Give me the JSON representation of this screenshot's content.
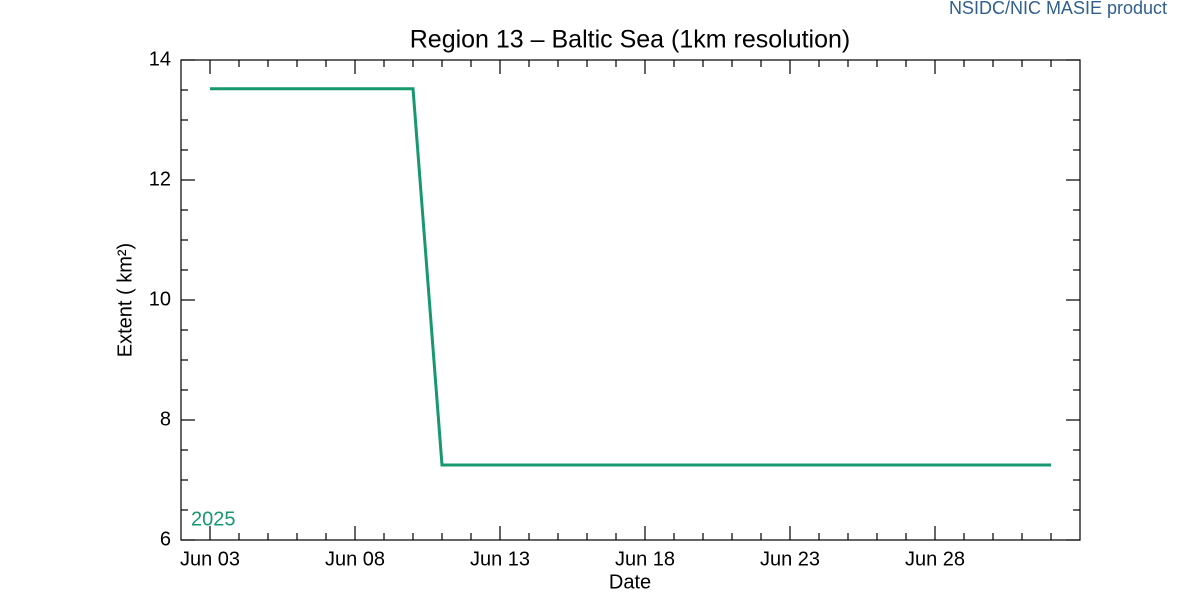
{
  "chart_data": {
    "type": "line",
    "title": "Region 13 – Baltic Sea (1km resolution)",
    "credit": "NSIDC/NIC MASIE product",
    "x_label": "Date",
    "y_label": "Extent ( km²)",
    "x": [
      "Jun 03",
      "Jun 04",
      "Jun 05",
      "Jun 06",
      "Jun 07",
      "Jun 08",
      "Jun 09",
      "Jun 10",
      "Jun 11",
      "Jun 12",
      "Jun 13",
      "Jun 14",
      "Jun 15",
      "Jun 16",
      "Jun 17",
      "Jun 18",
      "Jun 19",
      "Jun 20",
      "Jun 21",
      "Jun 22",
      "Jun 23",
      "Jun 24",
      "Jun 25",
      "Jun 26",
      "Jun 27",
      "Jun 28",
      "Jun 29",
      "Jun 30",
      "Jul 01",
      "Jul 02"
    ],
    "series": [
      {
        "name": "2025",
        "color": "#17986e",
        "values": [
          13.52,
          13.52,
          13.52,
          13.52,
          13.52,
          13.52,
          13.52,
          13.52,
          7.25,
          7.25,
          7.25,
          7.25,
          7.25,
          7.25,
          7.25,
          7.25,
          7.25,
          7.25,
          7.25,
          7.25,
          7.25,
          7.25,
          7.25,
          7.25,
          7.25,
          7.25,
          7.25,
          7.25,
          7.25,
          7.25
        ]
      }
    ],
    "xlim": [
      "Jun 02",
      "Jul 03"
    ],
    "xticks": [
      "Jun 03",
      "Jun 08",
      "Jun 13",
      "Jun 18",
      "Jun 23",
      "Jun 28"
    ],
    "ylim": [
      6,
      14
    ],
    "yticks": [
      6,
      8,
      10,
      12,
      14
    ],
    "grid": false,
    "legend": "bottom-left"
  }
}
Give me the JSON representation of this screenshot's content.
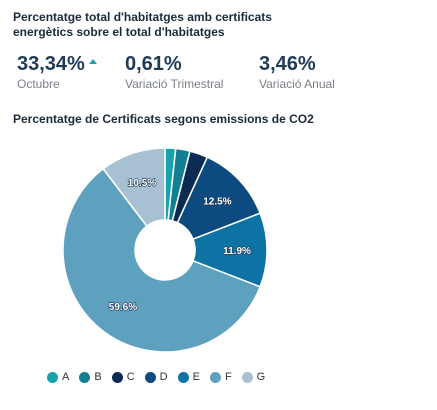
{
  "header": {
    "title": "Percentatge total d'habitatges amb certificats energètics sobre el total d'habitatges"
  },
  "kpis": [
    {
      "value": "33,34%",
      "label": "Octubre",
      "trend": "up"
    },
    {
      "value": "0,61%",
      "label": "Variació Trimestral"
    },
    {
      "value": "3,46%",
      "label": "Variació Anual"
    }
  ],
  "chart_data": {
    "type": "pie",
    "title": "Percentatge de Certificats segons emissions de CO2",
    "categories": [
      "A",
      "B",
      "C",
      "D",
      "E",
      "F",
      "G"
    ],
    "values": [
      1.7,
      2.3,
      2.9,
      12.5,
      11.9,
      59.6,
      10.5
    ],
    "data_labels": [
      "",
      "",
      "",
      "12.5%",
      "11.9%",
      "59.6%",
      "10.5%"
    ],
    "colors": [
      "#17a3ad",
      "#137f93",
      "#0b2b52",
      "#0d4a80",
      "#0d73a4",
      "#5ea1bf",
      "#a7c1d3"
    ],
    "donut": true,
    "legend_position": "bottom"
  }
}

..........

• _Exercise description_
Scan the records for the string "Percentatge". Copy each line in which it appears.

• _Output of the exercise_
    "title": "Percentatge total d'habitatges amb certificats energètics sobre el total d'habitatges"
    "title": "Percentatge de Certificats segons emissions de CO2",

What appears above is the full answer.